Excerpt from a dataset

◆ ◆ ◆ ◆ ◆

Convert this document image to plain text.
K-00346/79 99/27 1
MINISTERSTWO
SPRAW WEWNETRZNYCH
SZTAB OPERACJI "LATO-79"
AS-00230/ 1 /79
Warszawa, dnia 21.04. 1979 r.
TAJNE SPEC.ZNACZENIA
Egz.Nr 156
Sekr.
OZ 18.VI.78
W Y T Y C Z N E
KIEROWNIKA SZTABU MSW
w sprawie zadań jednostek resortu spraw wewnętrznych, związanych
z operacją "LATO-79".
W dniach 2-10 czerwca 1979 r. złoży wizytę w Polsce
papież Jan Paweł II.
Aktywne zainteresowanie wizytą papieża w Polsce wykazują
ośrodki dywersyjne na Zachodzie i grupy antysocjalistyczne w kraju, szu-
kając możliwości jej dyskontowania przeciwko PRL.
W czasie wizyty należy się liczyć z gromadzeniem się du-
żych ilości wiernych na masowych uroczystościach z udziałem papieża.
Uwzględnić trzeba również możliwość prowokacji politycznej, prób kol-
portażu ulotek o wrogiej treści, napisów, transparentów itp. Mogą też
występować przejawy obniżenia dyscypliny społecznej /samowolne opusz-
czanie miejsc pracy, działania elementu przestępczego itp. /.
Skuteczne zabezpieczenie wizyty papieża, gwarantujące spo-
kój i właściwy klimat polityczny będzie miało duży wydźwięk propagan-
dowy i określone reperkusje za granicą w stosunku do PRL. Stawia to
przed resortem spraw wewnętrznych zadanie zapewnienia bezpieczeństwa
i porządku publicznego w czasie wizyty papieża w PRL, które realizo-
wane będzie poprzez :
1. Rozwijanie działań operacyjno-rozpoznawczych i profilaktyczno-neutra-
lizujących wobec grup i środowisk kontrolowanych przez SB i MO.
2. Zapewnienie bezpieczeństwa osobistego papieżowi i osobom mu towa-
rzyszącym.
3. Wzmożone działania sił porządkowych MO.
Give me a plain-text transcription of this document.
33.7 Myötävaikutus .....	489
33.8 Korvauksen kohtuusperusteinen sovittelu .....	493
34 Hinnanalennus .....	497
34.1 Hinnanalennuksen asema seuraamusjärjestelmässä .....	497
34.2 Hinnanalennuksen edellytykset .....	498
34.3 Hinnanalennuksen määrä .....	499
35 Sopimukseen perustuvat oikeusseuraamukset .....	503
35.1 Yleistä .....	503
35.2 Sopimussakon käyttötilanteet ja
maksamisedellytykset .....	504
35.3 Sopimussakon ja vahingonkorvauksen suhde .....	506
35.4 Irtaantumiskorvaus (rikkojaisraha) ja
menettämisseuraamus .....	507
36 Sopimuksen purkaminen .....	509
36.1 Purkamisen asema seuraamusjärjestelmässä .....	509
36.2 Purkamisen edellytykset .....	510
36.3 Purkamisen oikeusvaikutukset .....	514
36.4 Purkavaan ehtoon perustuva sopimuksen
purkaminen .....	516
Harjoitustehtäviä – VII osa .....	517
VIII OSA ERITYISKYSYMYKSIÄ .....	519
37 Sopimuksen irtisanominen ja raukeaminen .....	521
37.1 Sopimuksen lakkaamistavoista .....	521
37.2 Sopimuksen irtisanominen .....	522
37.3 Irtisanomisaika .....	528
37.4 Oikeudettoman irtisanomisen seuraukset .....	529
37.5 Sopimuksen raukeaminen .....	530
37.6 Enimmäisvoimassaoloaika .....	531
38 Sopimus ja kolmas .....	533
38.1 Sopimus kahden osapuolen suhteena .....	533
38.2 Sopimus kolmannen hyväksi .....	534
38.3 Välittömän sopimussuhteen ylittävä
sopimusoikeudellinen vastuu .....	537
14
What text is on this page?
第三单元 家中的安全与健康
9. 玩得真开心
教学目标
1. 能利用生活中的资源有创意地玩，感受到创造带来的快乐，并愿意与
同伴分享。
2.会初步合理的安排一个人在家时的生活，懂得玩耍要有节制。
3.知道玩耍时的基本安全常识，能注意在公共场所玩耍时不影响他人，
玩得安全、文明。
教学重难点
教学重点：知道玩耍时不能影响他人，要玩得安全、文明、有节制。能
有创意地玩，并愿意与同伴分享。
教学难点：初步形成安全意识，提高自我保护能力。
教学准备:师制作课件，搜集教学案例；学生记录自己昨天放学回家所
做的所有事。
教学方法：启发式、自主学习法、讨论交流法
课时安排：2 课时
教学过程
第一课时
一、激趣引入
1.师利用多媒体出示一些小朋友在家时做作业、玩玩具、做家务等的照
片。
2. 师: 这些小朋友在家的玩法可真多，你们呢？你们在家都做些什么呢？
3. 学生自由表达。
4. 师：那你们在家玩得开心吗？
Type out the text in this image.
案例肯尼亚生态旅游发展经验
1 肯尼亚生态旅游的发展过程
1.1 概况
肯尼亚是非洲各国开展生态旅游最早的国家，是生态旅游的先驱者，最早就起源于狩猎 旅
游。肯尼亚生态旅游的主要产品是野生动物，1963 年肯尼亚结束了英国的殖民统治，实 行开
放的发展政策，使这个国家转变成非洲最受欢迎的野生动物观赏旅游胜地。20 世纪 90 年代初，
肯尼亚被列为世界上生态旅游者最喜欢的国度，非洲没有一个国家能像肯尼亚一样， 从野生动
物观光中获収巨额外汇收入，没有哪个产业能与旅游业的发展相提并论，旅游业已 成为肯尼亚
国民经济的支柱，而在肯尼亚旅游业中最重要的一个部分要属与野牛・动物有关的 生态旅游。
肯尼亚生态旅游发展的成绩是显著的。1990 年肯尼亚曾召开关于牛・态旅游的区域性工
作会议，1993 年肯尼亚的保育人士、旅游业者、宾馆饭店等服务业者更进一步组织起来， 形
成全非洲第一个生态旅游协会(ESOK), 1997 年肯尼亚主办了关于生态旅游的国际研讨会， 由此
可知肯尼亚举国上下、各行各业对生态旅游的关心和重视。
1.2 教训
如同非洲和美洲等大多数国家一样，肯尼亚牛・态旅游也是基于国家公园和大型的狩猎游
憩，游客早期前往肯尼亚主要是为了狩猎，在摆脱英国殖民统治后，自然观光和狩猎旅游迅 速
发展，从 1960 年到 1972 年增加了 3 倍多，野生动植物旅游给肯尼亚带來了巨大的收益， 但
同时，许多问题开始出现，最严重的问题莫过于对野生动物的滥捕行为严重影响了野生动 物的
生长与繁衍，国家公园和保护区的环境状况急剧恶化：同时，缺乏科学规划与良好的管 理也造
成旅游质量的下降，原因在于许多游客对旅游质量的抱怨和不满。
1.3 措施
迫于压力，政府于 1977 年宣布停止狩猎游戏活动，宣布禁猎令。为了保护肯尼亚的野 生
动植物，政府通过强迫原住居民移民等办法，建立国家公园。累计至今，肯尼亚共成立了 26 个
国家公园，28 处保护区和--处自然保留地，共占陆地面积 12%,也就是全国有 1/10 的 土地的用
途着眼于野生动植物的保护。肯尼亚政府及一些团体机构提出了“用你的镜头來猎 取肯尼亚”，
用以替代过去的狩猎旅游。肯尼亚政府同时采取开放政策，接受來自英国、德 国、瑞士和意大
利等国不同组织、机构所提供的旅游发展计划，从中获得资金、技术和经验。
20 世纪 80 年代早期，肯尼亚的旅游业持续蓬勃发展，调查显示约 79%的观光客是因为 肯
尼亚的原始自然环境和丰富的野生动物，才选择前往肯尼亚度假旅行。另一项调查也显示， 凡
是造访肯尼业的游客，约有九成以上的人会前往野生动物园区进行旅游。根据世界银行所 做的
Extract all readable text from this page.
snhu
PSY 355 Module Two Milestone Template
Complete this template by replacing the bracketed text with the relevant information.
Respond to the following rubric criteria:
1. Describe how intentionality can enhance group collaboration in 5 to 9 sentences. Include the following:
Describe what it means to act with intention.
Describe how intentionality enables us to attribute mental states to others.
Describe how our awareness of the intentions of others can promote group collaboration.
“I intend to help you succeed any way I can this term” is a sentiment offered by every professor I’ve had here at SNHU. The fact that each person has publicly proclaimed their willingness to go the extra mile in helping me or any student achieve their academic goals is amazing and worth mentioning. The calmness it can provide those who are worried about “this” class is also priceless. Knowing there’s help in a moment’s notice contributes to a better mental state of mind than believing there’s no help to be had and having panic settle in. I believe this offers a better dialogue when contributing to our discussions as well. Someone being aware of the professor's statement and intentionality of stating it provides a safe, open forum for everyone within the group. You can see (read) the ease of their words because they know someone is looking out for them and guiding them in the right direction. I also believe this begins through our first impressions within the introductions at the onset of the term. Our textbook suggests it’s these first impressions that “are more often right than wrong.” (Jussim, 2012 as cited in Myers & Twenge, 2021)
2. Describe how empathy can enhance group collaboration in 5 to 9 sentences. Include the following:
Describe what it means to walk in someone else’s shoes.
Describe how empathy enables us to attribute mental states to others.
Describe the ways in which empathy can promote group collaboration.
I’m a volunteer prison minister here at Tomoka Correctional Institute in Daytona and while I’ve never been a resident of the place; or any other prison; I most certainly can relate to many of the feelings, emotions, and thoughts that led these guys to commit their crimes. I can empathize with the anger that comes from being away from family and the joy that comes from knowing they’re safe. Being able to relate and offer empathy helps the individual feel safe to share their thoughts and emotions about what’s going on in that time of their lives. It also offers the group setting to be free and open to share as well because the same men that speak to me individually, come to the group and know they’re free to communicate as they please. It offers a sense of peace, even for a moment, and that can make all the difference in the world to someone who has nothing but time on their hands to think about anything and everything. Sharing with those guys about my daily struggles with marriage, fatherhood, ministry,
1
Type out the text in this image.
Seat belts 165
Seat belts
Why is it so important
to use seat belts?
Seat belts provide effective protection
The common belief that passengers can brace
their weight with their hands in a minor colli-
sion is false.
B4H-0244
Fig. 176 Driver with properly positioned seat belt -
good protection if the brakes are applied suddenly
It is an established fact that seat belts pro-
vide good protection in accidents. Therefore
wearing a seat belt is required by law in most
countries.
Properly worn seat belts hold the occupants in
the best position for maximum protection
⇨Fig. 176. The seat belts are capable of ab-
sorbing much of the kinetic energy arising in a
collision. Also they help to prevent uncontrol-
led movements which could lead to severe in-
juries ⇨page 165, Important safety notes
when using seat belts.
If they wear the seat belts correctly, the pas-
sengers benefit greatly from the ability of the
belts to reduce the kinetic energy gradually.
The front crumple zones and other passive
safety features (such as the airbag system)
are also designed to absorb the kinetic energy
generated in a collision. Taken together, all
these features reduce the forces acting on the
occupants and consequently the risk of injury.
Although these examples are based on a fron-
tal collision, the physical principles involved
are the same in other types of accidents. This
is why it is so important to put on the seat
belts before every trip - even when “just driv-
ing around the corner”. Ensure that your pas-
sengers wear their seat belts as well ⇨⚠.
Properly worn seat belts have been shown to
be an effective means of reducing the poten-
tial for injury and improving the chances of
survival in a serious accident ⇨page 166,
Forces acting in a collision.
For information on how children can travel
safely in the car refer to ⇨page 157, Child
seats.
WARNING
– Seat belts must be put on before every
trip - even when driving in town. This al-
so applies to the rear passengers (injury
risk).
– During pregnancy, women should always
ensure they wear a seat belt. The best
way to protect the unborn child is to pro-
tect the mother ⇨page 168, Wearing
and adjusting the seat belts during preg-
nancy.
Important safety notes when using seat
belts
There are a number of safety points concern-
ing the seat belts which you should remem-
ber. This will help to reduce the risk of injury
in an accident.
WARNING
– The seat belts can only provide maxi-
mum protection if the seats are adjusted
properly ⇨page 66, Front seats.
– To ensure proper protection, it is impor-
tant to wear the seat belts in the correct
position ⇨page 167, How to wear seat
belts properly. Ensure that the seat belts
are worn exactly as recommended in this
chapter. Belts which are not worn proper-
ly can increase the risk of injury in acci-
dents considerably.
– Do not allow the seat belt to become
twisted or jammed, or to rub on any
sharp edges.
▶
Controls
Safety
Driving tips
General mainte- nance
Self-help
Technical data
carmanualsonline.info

◆ ◆ ◆ ◆ ◆

**What this task involves:**
Pick out every line with the string "others" and copy it.

**Written reply:**
Describe how intentionality enables us to attribute mental states to others.
Describe how our awareness of the intentions of others can promote group collaboration.
Describe how empathy enables us to attribute mental states to others.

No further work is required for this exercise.